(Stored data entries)
********************
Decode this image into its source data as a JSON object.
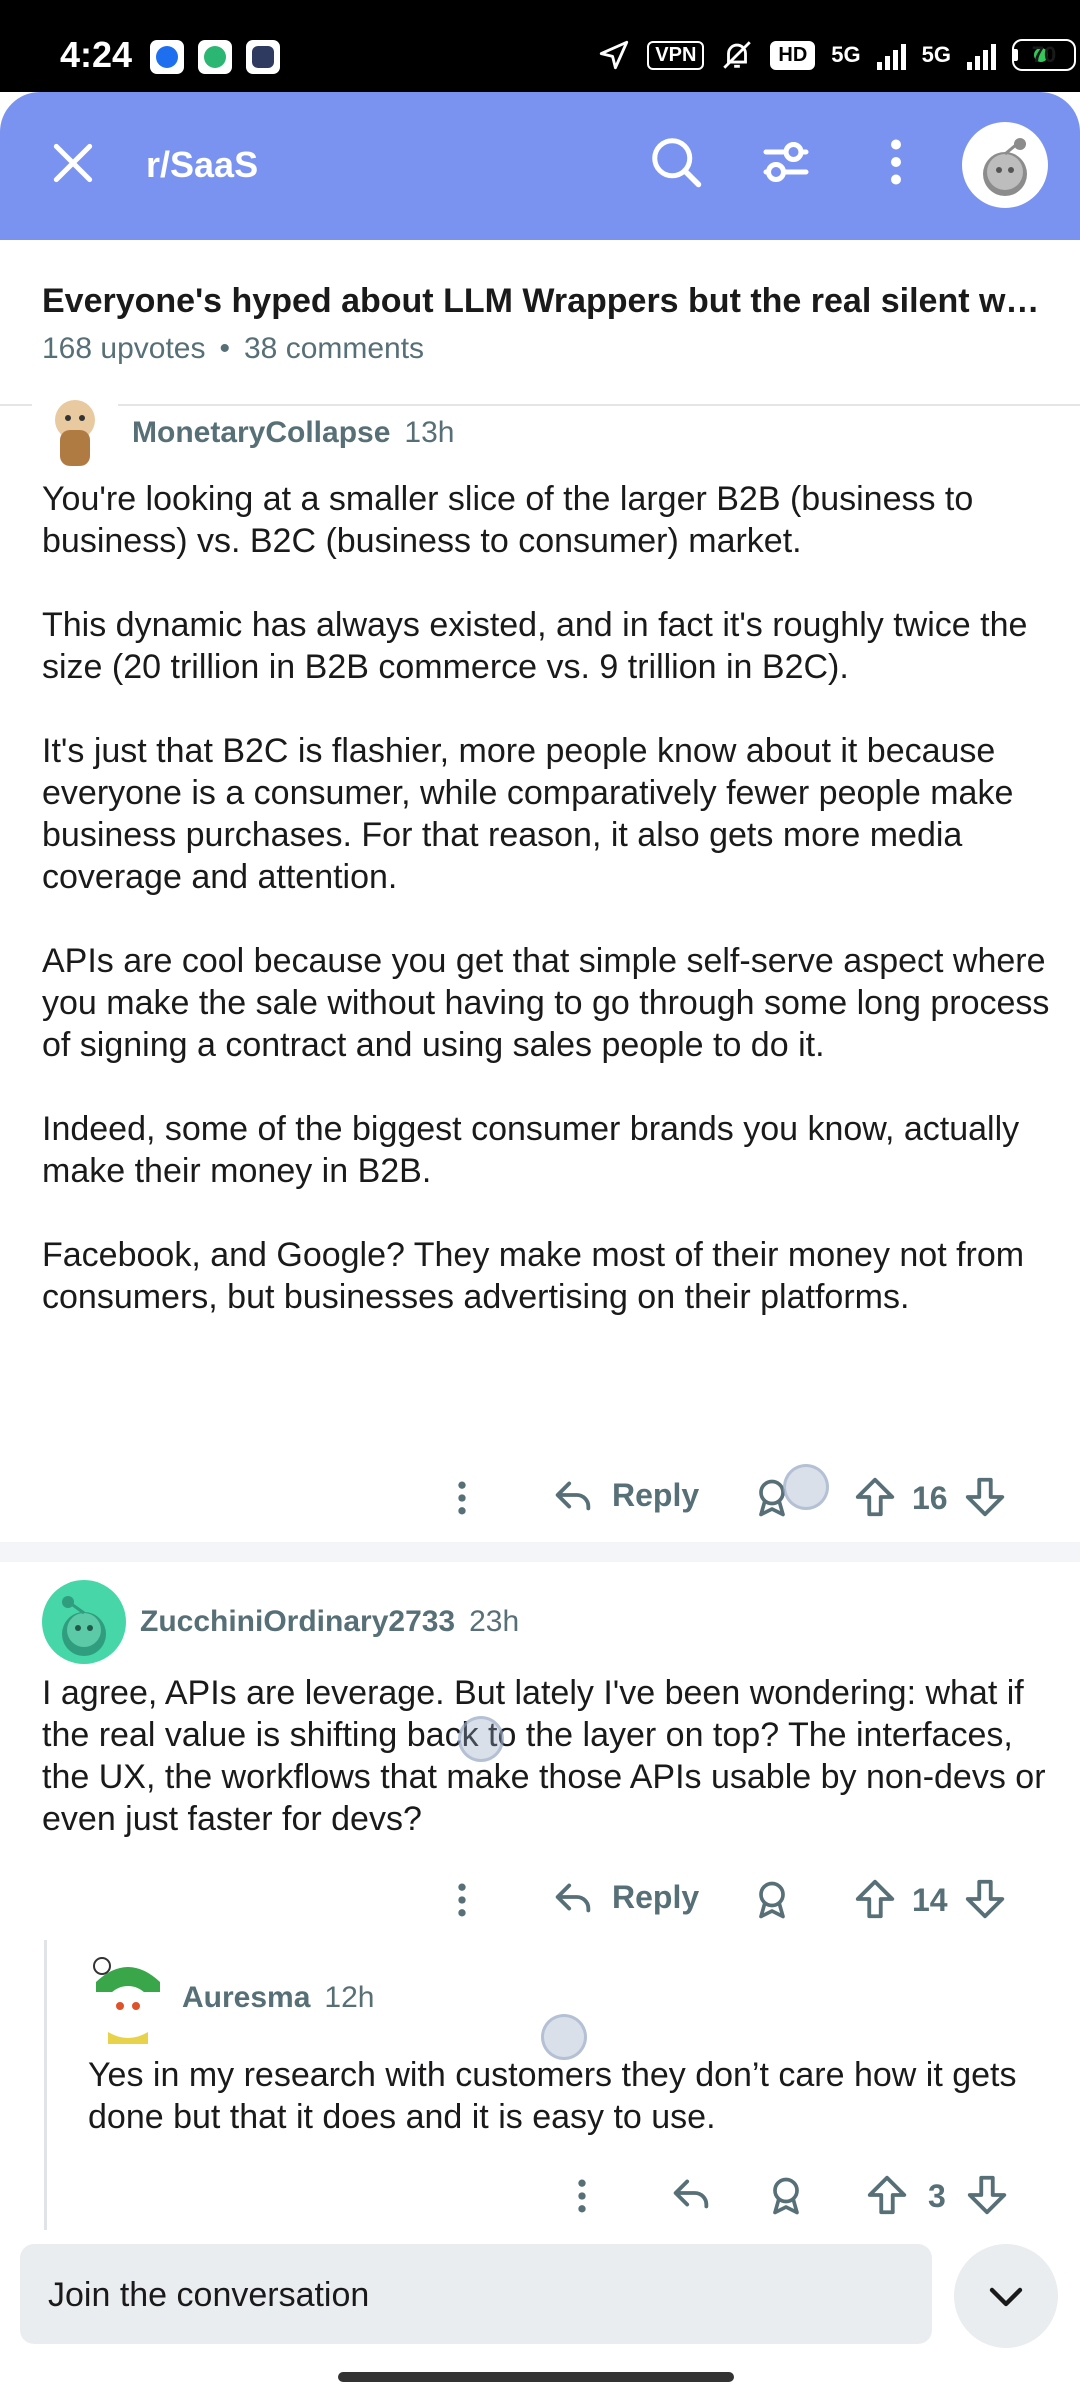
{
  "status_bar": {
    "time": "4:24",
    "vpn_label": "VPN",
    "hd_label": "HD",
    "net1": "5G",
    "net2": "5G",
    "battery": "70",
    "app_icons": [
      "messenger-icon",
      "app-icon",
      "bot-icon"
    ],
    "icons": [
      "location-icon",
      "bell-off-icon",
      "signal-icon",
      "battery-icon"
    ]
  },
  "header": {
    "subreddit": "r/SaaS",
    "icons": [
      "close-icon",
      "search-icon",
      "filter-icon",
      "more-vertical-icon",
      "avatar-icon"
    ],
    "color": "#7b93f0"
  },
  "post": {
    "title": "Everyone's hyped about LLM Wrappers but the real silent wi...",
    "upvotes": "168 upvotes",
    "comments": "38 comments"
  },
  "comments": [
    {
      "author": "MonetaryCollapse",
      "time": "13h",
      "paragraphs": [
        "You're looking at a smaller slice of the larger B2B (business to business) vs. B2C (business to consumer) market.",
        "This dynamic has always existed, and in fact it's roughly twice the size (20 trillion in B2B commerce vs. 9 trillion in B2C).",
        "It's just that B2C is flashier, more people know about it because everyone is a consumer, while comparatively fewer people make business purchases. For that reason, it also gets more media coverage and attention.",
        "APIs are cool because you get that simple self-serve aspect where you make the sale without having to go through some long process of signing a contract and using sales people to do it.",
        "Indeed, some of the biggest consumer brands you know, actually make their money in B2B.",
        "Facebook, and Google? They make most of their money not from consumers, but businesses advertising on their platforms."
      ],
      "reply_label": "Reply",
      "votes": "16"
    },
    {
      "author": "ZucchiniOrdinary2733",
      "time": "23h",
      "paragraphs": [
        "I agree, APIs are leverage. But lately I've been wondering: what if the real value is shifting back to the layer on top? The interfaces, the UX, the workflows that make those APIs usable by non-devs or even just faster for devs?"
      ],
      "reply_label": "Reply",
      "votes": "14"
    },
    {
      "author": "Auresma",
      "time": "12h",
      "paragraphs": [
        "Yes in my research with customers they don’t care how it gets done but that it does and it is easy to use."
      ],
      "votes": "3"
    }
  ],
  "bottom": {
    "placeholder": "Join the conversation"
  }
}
********************
◆ **What you need to do**:
Review the material and copy each line in which the word "some" appears.

◆ **Output for this exercise**:
        "APIs are cool because you get that simple self-serve aspect where you make the sale without having to go through some long process of signing a contract and using sales people to do it.",
        "Indeed, some of the biggest consumer brands you know, actually make their money in B2B.",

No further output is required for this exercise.